**The problem**: Each line that holds the word "وأربعين" should be returned.
— START OF Stored rows —
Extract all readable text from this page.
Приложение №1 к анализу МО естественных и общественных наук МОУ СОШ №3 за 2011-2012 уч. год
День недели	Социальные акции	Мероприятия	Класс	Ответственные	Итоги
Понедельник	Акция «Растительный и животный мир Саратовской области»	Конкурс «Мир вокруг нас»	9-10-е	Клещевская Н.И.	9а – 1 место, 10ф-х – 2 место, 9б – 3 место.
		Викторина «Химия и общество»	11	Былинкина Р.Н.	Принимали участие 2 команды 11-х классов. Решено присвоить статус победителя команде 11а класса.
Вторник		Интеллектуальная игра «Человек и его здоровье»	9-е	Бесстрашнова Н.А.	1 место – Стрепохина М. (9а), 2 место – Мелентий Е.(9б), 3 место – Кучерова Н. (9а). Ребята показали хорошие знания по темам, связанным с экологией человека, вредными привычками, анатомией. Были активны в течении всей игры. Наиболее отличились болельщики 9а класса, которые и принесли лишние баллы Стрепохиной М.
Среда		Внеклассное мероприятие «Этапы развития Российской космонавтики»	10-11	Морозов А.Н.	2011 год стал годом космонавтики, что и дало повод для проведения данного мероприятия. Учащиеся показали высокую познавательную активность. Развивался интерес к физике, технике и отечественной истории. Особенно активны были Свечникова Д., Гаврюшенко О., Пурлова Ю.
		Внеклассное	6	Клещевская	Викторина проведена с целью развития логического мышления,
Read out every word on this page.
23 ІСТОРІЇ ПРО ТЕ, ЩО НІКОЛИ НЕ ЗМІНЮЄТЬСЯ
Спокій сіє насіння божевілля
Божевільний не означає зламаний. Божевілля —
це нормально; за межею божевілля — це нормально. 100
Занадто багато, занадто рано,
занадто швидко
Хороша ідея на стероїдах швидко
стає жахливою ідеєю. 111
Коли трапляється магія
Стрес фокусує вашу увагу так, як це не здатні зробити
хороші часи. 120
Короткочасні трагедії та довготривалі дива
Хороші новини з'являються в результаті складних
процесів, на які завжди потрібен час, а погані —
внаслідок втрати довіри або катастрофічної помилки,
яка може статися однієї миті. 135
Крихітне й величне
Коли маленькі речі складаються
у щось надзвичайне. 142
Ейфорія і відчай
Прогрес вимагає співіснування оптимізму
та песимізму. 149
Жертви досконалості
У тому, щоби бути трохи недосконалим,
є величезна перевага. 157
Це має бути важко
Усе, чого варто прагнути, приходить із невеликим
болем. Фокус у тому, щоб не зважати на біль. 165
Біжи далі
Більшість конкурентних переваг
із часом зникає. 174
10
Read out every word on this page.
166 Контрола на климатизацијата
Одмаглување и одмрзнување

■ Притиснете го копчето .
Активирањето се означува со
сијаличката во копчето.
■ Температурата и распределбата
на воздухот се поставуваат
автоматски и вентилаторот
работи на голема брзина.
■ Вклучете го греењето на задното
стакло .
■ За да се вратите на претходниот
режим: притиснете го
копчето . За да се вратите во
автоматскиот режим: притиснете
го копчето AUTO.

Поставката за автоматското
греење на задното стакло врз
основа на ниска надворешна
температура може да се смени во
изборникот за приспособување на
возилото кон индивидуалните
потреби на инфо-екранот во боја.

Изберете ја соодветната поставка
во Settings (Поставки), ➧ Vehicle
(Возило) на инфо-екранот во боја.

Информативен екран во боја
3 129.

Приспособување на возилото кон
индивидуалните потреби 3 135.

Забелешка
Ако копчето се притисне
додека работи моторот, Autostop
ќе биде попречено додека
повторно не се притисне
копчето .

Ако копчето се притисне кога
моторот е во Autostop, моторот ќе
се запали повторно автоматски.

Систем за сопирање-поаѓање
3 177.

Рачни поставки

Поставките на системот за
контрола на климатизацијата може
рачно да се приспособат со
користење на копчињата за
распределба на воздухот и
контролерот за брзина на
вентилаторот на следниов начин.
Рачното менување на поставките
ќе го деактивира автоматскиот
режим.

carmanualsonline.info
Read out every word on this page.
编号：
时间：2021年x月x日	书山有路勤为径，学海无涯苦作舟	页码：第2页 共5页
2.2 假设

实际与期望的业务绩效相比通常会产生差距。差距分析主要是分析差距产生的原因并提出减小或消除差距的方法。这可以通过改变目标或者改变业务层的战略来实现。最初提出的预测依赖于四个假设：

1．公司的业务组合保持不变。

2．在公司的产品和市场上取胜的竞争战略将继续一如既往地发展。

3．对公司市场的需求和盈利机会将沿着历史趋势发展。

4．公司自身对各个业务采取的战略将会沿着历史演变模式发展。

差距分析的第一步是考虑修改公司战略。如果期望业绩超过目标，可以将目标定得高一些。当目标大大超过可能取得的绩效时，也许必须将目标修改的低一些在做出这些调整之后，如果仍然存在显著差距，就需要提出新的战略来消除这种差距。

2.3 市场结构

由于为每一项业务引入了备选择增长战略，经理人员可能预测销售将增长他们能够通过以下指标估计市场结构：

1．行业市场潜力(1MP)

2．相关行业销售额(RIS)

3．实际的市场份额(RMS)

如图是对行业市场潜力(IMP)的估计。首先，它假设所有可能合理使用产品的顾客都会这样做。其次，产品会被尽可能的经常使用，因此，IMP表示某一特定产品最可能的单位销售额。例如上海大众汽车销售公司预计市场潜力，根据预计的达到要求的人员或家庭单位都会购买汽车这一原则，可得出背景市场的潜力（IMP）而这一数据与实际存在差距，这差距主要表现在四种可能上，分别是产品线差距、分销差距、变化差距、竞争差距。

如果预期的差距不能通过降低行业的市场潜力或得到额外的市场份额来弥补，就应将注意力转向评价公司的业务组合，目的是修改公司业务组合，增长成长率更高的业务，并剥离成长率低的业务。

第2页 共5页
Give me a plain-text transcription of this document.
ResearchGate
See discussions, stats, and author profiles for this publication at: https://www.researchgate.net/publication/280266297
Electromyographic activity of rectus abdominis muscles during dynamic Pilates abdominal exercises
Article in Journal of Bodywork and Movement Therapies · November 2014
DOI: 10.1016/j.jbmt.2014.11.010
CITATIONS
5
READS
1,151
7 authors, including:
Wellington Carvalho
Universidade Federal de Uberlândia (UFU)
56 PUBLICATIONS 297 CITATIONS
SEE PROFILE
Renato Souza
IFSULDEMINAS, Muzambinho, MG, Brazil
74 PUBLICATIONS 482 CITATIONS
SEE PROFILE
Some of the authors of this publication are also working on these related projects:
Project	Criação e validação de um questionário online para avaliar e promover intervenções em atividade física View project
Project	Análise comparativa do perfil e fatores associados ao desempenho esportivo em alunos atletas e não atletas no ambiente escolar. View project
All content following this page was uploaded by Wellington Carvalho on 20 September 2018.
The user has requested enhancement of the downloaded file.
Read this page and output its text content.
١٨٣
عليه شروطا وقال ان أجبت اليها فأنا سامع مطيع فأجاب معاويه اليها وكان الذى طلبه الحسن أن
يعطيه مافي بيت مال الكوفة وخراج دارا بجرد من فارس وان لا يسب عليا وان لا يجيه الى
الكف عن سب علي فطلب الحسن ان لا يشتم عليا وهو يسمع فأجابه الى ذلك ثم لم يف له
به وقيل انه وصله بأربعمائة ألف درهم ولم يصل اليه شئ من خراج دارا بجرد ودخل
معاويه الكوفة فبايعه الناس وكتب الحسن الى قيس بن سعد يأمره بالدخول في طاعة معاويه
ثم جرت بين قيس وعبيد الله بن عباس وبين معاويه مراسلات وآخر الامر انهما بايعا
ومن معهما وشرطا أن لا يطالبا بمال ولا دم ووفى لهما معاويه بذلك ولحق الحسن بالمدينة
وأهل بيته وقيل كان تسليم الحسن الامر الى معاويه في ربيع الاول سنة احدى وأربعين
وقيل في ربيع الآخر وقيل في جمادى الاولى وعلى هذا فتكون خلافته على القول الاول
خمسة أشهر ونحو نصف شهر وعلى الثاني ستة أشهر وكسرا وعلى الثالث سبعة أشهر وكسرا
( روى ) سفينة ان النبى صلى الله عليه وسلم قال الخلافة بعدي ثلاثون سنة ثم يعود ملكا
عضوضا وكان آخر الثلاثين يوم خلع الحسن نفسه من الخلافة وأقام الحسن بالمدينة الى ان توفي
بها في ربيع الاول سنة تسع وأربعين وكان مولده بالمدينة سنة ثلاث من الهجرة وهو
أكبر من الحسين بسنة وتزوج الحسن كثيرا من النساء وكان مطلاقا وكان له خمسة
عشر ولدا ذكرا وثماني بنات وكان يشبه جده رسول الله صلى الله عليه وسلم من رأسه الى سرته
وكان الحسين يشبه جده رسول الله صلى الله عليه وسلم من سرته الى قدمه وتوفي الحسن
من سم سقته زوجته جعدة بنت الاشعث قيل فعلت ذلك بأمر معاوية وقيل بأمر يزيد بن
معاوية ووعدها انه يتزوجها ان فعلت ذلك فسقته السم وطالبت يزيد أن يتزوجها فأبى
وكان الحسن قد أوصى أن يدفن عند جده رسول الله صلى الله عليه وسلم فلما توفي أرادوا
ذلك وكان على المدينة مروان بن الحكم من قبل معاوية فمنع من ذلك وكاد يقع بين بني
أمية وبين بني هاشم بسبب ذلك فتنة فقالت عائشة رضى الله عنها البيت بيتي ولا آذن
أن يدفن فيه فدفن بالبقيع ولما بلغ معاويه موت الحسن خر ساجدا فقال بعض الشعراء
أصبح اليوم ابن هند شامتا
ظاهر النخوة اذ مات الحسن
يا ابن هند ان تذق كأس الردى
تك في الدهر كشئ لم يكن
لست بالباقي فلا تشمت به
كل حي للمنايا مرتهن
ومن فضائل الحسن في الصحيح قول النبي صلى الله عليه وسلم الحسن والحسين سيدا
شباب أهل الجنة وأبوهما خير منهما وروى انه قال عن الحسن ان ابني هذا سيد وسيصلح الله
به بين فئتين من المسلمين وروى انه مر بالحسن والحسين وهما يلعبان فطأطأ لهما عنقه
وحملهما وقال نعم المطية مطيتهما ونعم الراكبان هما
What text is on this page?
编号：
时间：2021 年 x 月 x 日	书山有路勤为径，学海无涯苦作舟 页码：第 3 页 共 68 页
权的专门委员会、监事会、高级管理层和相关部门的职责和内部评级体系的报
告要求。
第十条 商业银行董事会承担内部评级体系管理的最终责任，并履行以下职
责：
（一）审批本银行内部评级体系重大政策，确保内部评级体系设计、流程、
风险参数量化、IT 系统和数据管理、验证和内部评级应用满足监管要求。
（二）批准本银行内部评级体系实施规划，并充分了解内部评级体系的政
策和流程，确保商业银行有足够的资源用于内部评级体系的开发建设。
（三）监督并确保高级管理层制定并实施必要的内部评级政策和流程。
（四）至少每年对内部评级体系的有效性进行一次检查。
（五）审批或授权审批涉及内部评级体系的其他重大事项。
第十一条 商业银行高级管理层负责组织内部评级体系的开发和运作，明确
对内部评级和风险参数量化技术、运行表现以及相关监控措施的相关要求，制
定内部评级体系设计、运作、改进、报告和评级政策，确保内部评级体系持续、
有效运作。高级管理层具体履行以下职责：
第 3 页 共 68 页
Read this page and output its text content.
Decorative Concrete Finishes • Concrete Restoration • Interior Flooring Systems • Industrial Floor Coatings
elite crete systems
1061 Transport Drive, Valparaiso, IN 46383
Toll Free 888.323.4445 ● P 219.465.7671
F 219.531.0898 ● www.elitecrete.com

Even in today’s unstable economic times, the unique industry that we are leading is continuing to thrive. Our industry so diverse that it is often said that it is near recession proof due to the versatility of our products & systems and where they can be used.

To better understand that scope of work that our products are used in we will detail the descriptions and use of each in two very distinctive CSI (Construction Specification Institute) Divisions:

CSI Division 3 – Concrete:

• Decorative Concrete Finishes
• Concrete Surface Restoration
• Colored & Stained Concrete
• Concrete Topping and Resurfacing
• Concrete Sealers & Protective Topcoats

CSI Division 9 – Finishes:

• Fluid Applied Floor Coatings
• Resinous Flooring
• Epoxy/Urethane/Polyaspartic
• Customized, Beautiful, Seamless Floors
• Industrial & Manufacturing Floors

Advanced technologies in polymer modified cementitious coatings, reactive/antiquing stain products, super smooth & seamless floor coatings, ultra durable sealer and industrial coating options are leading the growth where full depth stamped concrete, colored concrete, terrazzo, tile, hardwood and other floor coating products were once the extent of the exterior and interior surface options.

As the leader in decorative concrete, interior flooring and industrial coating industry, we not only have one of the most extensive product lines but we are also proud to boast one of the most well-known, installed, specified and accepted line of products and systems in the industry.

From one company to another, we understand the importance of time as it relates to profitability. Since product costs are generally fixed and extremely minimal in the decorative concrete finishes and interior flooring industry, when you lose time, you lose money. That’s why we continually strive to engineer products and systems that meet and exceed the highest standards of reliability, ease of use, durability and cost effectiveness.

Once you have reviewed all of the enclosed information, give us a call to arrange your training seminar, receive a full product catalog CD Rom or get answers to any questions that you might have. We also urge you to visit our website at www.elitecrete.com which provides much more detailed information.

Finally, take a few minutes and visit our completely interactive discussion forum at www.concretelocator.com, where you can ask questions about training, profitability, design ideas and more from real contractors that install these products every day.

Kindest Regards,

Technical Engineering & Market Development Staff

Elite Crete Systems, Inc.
— END OF Stored rows —
**Answer to the exercise**:
وأهل بيته وقيل كان تسليم الحسن الامر الى معاويه في ربيع الاول سنة احدى وأربعين
بها في ربيع الاول سنة تسع وأربعين وكان مولده بالمدينة سنة ثلاث من الهجرة وهو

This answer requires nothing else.